Task to complete => A single number is required: the count of lines in the following entries that include the word "THEO".

Data supplied =>
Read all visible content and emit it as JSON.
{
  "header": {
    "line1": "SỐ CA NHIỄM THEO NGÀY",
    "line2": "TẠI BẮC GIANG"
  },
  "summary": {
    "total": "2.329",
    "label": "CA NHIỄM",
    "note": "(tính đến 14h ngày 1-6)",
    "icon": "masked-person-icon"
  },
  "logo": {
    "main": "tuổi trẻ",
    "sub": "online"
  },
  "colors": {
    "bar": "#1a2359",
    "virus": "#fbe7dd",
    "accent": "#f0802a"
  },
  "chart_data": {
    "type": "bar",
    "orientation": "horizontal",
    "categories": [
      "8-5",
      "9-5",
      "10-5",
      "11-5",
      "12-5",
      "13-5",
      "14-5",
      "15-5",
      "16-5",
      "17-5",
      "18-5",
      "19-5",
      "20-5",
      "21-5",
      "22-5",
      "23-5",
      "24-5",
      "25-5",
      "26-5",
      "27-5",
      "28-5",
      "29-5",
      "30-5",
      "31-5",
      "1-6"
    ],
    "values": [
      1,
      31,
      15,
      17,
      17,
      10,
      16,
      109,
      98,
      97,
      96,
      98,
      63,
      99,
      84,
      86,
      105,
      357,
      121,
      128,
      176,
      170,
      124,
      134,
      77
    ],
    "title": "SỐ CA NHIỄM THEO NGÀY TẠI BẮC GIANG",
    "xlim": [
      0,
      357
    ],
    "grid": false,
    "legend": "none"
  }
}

The answer => 2